Short problem. Return every record below exactly as written, but leave out the pictures.

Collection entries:

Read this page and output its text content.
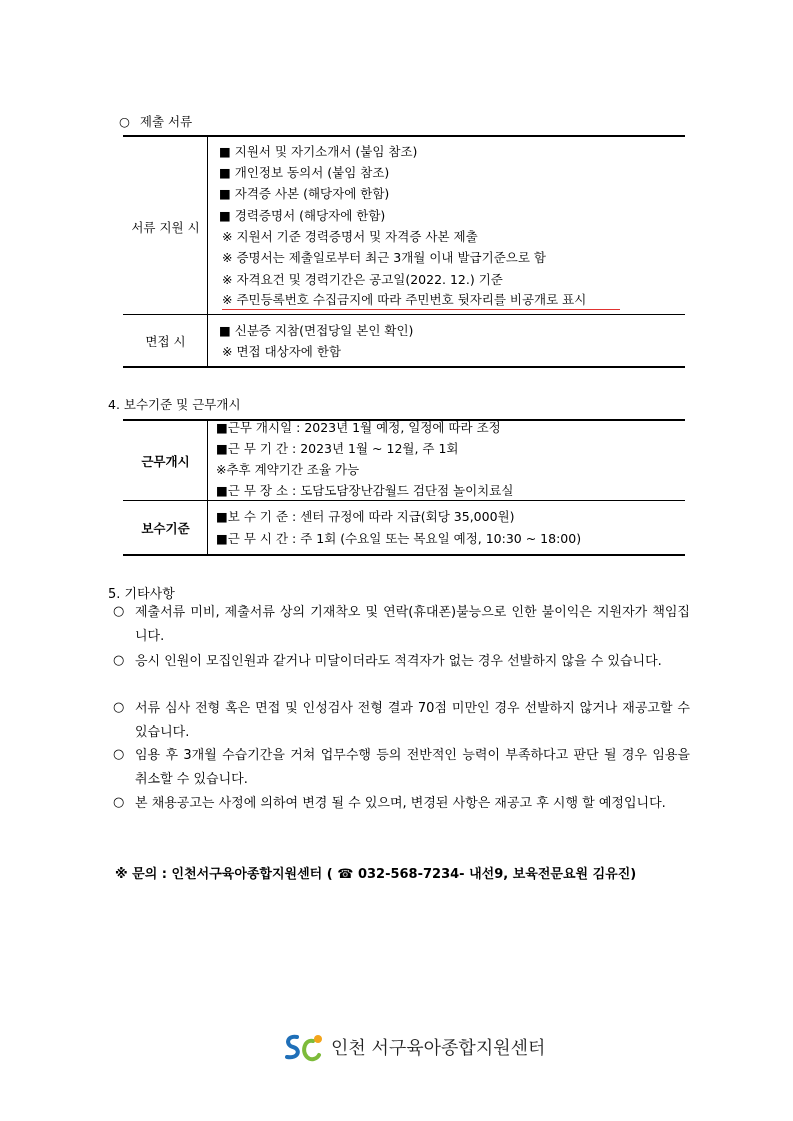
○ 제출 서류
서류 지원 시
면접 시
■ 지원서 및 자기소개서 (붙임 참조)
■ 개인정보 동의서 (붙임 참조)
■ 자격증 사본 (해당자에 한함)
■ 경력증명서 (해당자에 한함)
※ 지원서 기준 경력증명서 및 자격증 사본 제출
※ 증명서는 제출일로부터 최근 3개월 이내 발급기준으로 함
※ 자격요건 및 경력기간은 공고일(2022. 12.) 기준
※ 주민등록번호 수집금지에 따라 주민번호 뒷자리를 비공개로 표시
■ 신분증 지참(면접당일 본인 확인)
※ 면접 대상자에 한함
4. 보수기준 및 근무개시
근무개시
보수기준
■근무 개시일 : 2023년 1월 예정, 일정에 따라 조정
■근 무 기 간 : 2023년 1월 ~ 12월, 주 1회
※추후 계약기간 조율 가능
■근 무 장 소 : 도담도담장난감월드 검단점 놀이치료실
■보 수 기 준 : 센터 규정에 따라 지급(회당 35,000원)
■근 무 시 간 : 주 1회 (수요일 또는 목요일 예정, 10:30 ~ 18:00)
5. 기타사항
○ 제출서류 미비, 제출서류 상의 기재착오 및 연락(휴대폰)불능으로 인한 불이익은 지원자가 책임집니다.
○ 응시 인원이 모집인원과 같거나 미달이더라도 적격자가 없는 경우 선발하지 않을 수 있습니다.
○ 서류 심사 전형 혹은 면접 및 인성검사 전형 결과 70점 미만인 경우 선발하지 않거나 재공고할 수 있습니다.
○ 임용 후 3개월 수습기간을 거쳐 업무수행 등의 전반적인 능력이 부족하다고 판단 될 경우 임용을 취소할 수 있습니다.
○ 본 채용공고는 사정에 의하여 변경 될 수 있으며, 변경된 사항은 재공고 후 시행 할 예정입니다.
※ 문의 : 인천서구육아종합지원센터 ( ☎ 032-568-7234- 내선9, 보육전문요원 김유진)
인천 서구육아종합지원센터
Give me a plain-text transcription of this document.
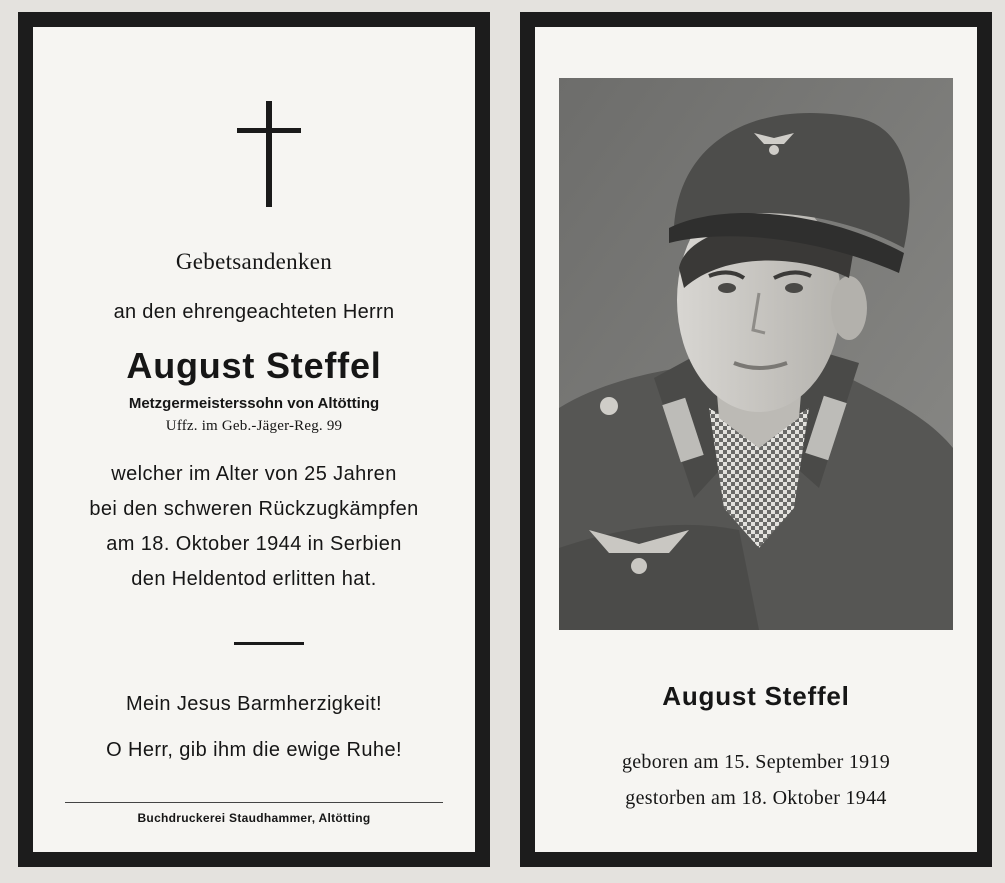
Gebetsandenken
an den ehrengeachteten Herrn
August Steffel
Metzgermeisterssohn von Altötting
Uffz. im Geb.-Jäger-Reg. 99
welcher im Alter von 25 Jahren
bei den schweren Rückzugkämpfen
am 18. Oktober 1944 in Serbien
den Heldentod erlitten hat.
Mein Jesus Barmherzigkeit!
O Herr, gib ihm die ewige Ruhe!
Buchdruckerei Staudhammer, Altötting
August Steffel
geboren am 15. September 1919
gestorben am 18. Oktober 1944
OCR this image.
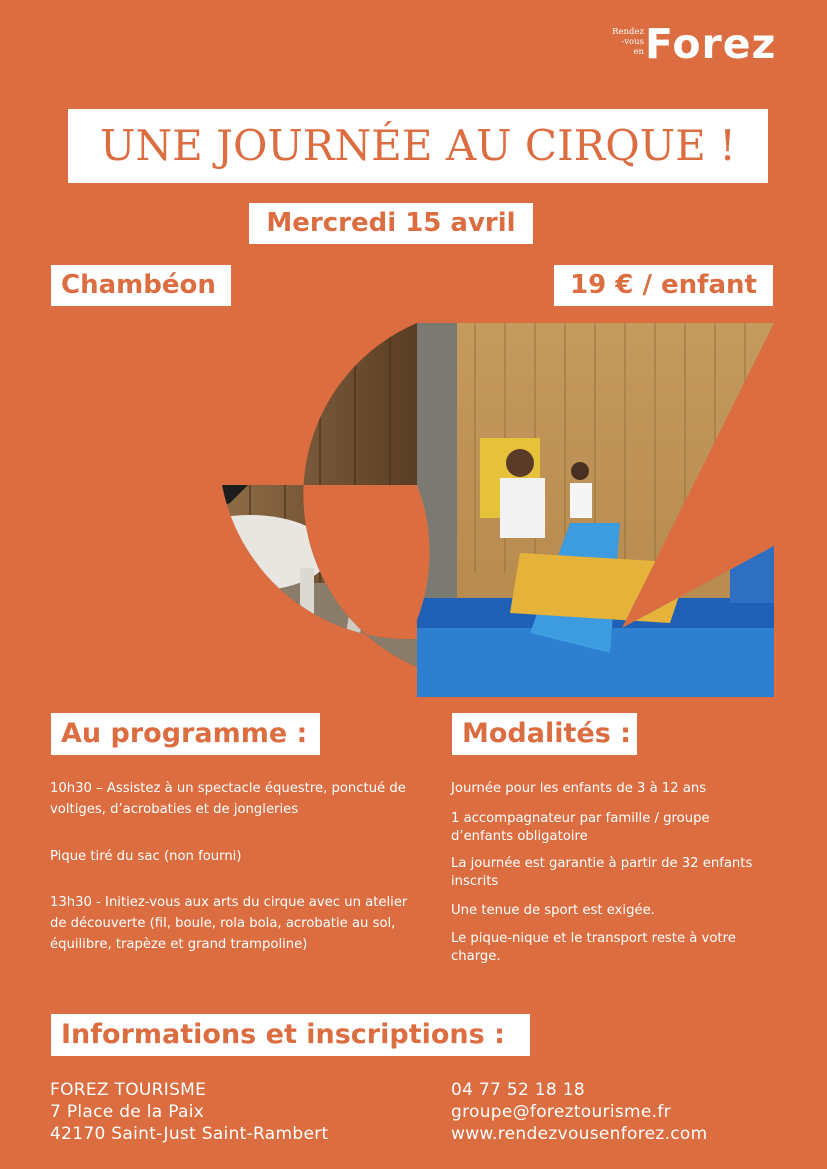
Rendez
-vous
en Forez
UNE JOURNÉE AU CIRQUE !
Mercredi 15 avril
Chambéon	19 € / enfant
Au programme :
10h30 – Assistez à un spectacle équestre, ponctué de voltiges, d’acrobaties et de jongleries
Pique tiré du sac (non fourni)
13h30 - Initiez-vous aux arts du cirque avec un atelier de découverte (fil, boule, rola bola, acrobatie au sol, équilibre, trapèze et grand trampoline)
Modalités :
Journée pour les enfants de 3 à 12 ans
1 accompagnateur par famille / groupe d’enfants obligatoire
La journée est garantie à partir de 32 enfants inscrits
Une tenue de sport est exigée.
Le pique-nique et le transport reste à votre charge.
Informations et inscriptions :
FOREZ TOURISME
7 Place de la Paix
42170 Saint-Just Saint-Rambert
04 77 52 18 18
groupe@foreztourisme.fr
www.rendezvousenforez.com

Solution for this problem.
Read this page and output its text content.
○ 제출 서류
서류 지원 시
면접 시
■ 지원서 및 자기소개서 (붙임 참조)
■ 개인정보 동의서 (붙임 참조)
■ 자격증 사본 (해당자에 한함)
■ 경력증명서 (해당자에 한함)
※ 지원서 기준 경력증명서 및 자격증 사본 제출
※ 증명서는 제출일로부터 최근 3개월 이내 발급기준으로 함
※ 자격요건 및 경력기간은 공고일(2022. 12.) 기준
※ 주민등록번호 수집금지에 따라 주민번호 뒷자리를 비공개로 표시
■ 신분증 지참(면접당일 본인 확인)
※ 면접 대상자에 한함
4. 보수기준 및 근무개시
근무개시
보수기준
■근무 개시일 : 2023년 1월 예정, 일정에 따라 조정
■근 무 기 간 : 2023년 1월 ~ 12월, 주 1회
※추후 계약기간 조율 가능
■근 무 장 소 : 도담도담장난감월드 검단점 놀이치료실
■보 수 기 준 : 센터 규정에 따라 지급(회당 35,000원)
■근 무 시 간 : 주 1회 (수요일 또는 목요일 예정, 10:30 ~ 18:00)
5. 기타사항
○ 제출서류 미비, 제출서류 상의 기재착오 및 연락(휴대폰)불능으로 인한 불이익은 지원자가 책임집니다.
○ 응시 인원이 모집인원과 같거나 미달이더라도 적격자가 없는 경우 선발하지 않을 수 있습니다.
○ 서류 심사 전형 혹은 면접 및 인성검사 전형 결과 70점 미만인 경우 선발하지 않거나 재공고할 수 있습니다.
○ 임용 후 3개월 수습기간을 거쳐 업무수행 등의 전반적인 능력이 부족하다고 판단 될 경우 임용을 취소할 수 있습니다.
○ 본 채용공고는 사정에 의하여 변경 될 수 있으며, 변경된 사항은 재공고 후 시행 할 예정입니다.
※ 문의 : 인천서구육아종합지원센터 ( ☎ 032-568-7234- 내선9, 보육전문요원 김유진)
인천 서구육아종합지원센터
Give me a plain-text transcription of this document.
Gebetsandenken
an den ehrengeachteten Herrn
August Steffel
Metzgermeisterssohn von Altötting
Uffz. im Geb.-Jäger-Reg. 99
welcher im Alter von 25 Jahren
bei den schweren Rückzugkämpfen
am 18. Oktober 1944 in Serbien
den Heldentod erlitten hat.
Mein Jesus Barmherzigkeit!
O Herr, gib ihm die ewige Ruhe!
Buchdruckerei Staudhammer, Altötting
August Steffel
geboren am 15. September 1919
gestorben am 18. Oktober 1944
OCR this image.
Rendez
-vous
en Forez
UNE JOURNÉE AU CIRQUE !
Mercredi 15 avril
Chambéon	19 € / enfant
Au programme :
10h30 – Assistez à un spectacle équestre, ponctué de voltiges, d’acrobaties et de jongleries
Pique tiré du sac (non fourni)
13h30 - Initiez-vous aux arts du cirque avec un atelier de découverte (fil, boule, rola bola, acrobatie au sol, équilibre, trapèze et grand trampoline)
Modalités :
Journée pour les enfants de 3 à 12 ans
1 accompagnateur par famille / groupe d’enfants obligatoire
La journée est garantie à partir de 32 enfants inscrits
Une tenue de sport est exigée.
Le pique-nique et le transport reste à votre charge.
Informations et inscriptions :
FOREZ TOURISME
7 Place de la Paix
42170 Saint-Just Saint-Rambert
04 77 52 18 18
groupe@foreztourisme.fr
www.rendezvousenforez.com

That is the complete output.